**REQUIRED WORK:** Transcribe the records that follow, preserving every word.

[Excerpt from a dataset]
⟨

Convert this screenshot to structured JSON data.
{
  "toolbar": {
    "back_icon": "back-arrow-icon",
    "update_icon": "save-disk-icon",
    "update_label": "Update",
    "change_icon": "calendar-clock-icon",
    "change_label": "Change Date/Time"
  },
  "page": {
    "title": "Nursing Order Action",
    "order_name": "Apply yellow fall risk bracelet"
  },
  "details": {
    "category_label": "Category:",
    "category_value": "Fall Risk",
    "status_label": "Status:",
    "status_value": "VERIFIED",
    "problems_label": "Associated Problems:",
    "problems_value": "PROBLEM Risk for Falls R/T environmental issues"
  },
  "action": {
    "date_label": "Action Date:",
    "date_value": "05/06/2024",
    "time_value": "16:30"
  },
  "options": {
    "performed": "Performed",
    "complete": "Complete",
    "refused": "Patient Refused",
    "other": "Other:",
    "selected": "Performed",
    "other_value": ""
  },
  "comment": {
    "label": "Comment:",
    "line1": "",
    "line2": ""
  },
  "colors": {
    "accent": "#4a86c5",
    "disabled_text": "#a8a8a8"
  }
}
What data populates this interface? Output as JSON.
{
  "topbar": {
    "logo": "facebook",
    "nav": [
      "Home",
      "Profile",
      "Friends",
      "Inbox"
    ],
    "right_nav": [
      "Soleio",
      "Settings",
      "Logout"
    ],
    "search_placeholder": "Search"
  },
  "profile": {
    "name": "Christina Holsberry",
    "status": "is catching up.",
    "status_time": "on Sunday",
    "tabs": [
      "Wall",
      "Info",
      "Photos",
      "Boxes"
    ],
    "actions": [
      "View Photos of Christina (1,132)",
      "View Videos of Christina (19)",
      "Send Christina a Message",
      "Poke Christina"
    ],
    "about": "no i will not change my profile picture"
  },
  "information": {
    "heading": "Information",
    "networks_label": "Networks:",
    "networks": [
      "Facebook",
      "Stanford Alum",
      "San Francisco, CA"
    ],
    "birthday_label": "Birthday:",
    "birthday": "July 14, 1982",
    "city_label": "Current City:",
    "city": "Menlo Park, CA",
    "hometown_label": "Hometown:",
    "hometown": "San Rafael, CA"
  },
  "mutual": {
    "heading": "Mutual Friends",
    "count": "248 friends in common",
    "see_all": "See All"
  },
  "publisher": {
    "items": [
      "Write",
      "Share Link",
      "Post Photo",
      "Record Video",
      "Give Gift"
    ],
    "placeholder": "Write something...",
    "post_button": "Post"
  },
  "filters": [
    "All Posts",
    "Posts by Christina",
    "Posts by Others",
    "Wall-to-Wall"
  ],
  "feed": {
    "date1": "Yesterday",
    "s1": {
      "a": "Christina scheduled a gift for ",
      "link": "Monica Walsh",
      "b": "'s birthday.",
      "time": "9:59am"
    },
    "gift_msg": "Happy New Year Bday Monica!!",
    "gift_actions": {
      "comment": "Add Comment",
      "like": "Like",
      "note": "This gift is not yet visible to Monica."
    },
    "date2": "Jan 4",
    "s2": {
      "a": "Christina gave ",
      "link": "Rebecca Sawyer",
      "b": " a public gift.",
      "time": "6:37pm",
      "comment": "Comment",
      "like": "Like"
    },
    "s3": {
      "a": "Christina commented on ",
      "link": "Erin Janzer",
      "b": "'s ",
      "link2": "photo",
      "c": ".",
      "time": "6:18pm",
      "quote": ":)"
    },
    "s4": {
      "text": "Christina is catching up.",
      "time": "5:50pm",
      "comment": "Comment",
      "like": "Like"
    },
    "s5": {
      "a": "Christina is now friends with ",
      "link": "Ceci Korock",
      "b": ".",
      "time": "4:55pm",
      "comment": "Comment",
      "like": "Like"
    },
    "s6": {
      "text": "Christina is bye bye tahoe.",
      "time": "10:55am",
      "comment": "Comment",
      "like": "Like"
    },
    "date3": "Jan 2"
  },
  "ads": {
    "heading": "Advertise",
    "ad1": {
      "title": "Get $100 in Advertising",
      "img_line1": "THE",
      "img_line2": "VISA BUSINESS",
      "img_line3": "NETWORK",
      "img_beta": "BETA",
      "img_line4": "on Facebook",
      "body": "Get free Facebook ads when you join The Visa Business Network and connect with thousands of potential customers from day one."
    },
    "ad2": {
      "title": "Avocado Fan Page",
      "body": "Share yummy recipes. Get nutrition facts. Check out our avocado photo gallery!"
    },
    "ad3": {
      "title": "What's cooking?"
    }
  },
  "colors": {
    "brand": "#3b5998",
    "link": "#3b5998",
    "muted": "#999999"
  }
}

⟩

**EXERCISE ANSWER:**
Convert this screenshot to structured JSON data.
{
  "toolbar": {
    "back_icon": "back-arrow-icon",
    "update_icon": "save-disk-icon",
    "update_label": "Update",
    "change_icon": "calendar-clock-icon",
    "change_label": "Change Date/Time"
  },
  "page": {
    "title": "Nursing Order Action",
    "order_name": "Apply yellow fall risk bracelet"
  },
  "details": {
    "category_label": "Category:",
    "category_value": "Fall Risk",
    "status_label": "Status:",
    "status_value": "VERIFIED",
    "problems_label": "Associated Problems:",
    "problems_value": "PROBLEM Risk for Falls R/T environmental issues"
  },
  "action": {
    "date_label": "Action Date:",
    "date_value": "05/06/2024",
    "time_value": "16:30"
  },
  "options": {
    "performed": "Performed",
    "complete": "Complete",
    "refused": "Patient Refused",
    "other": "Other:",
    "selected": "Performed",
    "other_value": ""
  },
  "comment": {
    "label": "Comment:",
    "line1": "",
    "line2": ""
  },
  "colors": {
    "accent": "#4a86c5",
    "disabled_text": "#a8a8a8"
  }
}
What data populates this interface? Output as JSON.
{
  "topbar": {
    "logo": "facebook",
    "nav": [
      "Home",
      "Profile",
      "Friends",
      "Inbox"
    ],
    "right_nav": [
      "Soleio",
      "Settings",
      "Logout"
    ],
    "search_placeholder": "Search"
  },
  "profile": {
    "name": "Christina Holsberry",
    "status": "is catching up.",
    "status_time": "on Sunday",
    "tabs": [
      "Wall",
      "Info",
      "Photos",
      "Boxes"
    ],
    "actions": [
      "View Photos of Christina (1,132)",
      "View Videos of Christina (19)",
      "Send Christina a Message",
      "Poke Christina"
    ],
    "about": "no i will not change my profile picture"
  },
  "information": {
    "heading": "Information",
    "networks_label": "Networks:",
    "networks": [
      "Facebook",
      "Stanford Alum",
      "San Francisco, CA"
    ],
    "birthday_label": "Birthday:",
    "birthday": "July 14, 1982",
    "city_label": "Current City:",
    "city": "Menlo Park, CA",
    "hometown_label": "Hometown:",
    "hometown": "San Rafael, CA"
  },
  "mutual": {
    "heading": "Mutual Friends",
    "count": "248 friends in common",
    "see_all": "See All"
  },
  "publisher": {
    "items": [
      "Write",
      "Share Link",
      "Post Photo",
      "Record Video",
      "Give Gift"
    ],
    "placeholder": "Write something...",
    "post_button": "Post"
  },
  "filters": [
    "All Posts",
    "Posts by Christina",
    "Posts by Others",
    "Wall-to-Wall"
  ],
  "feed": {
    "date1": "Yesterday",
    "s1": {
      "a": "Christina scheduled a gift for ",
      "link": "Monica Walsh",
      "b": "'s birthday.",
      "time": "9:59am"
    },
    "gift_msg": "Happy New Year Bday Monica!!",
    "gift_actions": {
      "comment": "Add Comment",
      "like": "Like",
      "note": "This gift is not yet visible to Monica."
    },
    "date2": "Jan 4",
    "s2": {
      "a": "Christina gave ",
      "link": "Rebecca Sawyer",
      "b": " a public gift.",
      "time": "6:37pm",
      "comment": "Comment",
      "like": "Like"
    },
    "s3": {
      "a": "Christina commented on ",
      "link": "Erin Janzer",
      "b": "'s ",
      "link2": "photo",
      "c": ".",
      "time": "6:18pm",
      "quote": ":)"
    },
    "s4": {
      "text": "Christina is catching up.",
      "time": "5:50pm",
      "comment": "Comment",
      "like": "Like"
    },
    "s5": {
      "a": "Christina is now friends with ",
      "link": "Ceci Korock",
      "b": ".",
      "time": "4:55pm",
      "comment": "Comment",
      "like": "Like"
    },
    "s6": {
      "text": "Christina is bye bye tahoe.",
      "time": "10:55am",
      "comment": "Comment",
      "like": "Like"
    },
    "date3": "Jan 2"
  },
  "ads": {
    "heading": "Advertise",
    "ad1": {
      "title": "Get $100 in Advertising",
      "img_line1": "THE",
      "img_line2": "VISA BUSINESS",
      "img_line3": "NETWORK",
      "img_beta": "BETA",
      "img_line4": "on Facebook",
      "body": "Get free Facebook ads when you join The Visa Business Network and connect with thousands of potential customers from day one."
    },
    "ad2": {
      "title": "Avocado Fan Page",
      "body": "Share yummy recipes. Get nutrition facts. Check out our avocado photo gallery!"
    },
    "ad3": {
      "title": "What's cooking?"
    }
  },
  "colors": {
    "brand": "#3b5998",
    "link": "#3b5998",
    "muted": "#999999"
  }
}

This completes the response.